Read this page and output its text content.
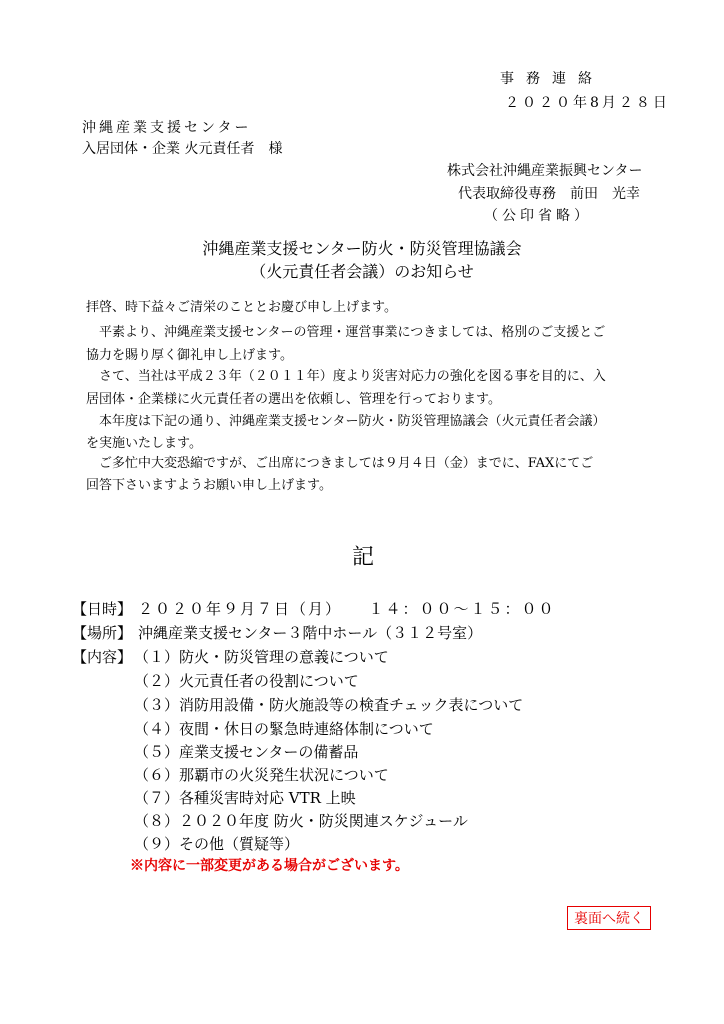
事務連絡
２０２０年8月２８日
沖縄産業支援センター
入居団体・企業 火元責任者　様
株式会社沖縄産業振興センター
代表取締役専務　前田　光幸
（公印省略）
沖縄産業支援センター防火・防災管理協議会
（火元責任者会議）のお知らせ
拝啓、時下益々ご清栄のこととお慶び申し上げます。
　平素より、沖縄産業支援センターの管理・運営事業につきましては、格別のご支援とご
協力を賜り厚く御礼申し上げます。
　さて、当社は平成２３年（２０１１年）度より災害対応力の強化を図る事を目的に、入
居団体・企業様に火元責任者の選出を依頼し、管理を行っております。
　本年度は下記の通り、沖縄産業支援センター防火・防災管理協議会（火元責任者会議）
を実施いたします。
　ご多忙中大変恐縮ですが、ご出席につきましては９月４日（金）までに、FAXにてご
回答下さいますようお願い申し上げます。
記
【日時】 ２０２０年９月７日（月）　　１４：００～１５：００
【場所】 沖縄産業支援センター３階中ホール（３１２号室）
【内容】 （１）防火・防災管理の意義について
（２）火元責任者の役割について
（３）消防用設備・防火施設等の検査チェック表について
（４）夜間・休日の緊急時連絡体制について
（５）産業支援センターの備蓄品
（６）那覇市の火災発生状況について
（７）各種災害時対応 VTR 上映
（８）２０２０年度 防火・防災関連スケジュール
（９）その他（質疑等）
※内容に一部変更がある場合がございます。
裏面へ続く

* **Set task**: Write out the listing above exactly as it stands, pictures excluded.

* **Problem solution**:
Read this page and output its text content.
事務連絡
２０２０年8月２８日
沖縄産業支援センター
入居団体・企業 火元責任者　様
株式会社沖縄産業振興センター
代表取締役専務　前田　光幸
（公印省略）
沖縄産業支援センター防火・防災管理協議会
（火元責任者会議）のお知らせ
拝啓、時下益々ご清栄のこととお慶び申し上げます。
　平素より、沖縄産業支援センターの管理・運営事業につきましては、格別のご支援とご
協力を賜り厚く御礼申し上げます。
　さて、当社は平成２３年（２０１１年）度より災害対応力の強化を図る事を目的に、入
居団体・企業様に火元責任者の選出を依頼し、管理を行っております。
　本年度は下記の通り、沖縄産業支援センター防火・防災管理協議会（火元責任者会議）
を実施いたします。
　ご多忙中大変恐縮ですが、ご出席につきましては９月４日（金）までに、FAXにてご
回答下さいますようお願い申し上げます。
記
【日時】 ２０２０年９月７日（月）　　１４：００～１５：００
【場所】 沖縄産業支援センター３階中ホール（３１２号室）
【内容】 （１）防火・防災管理の意義について
（２）火元責任者の役割について
（３）消防用設備・防火施設等の検査チェック表について
（４）夜間・休日の緊急時連絡体制について
（５）産業支援センターの備蓄品
（６）那覇市の火災発生状況について
（７）各種災害時対応 VTR 上映
（８）２０２０年度 防火・防災関連スケジュール
（９）その他（質疑等）
※内容に一部変更がある場合がございます。
裏面へ続く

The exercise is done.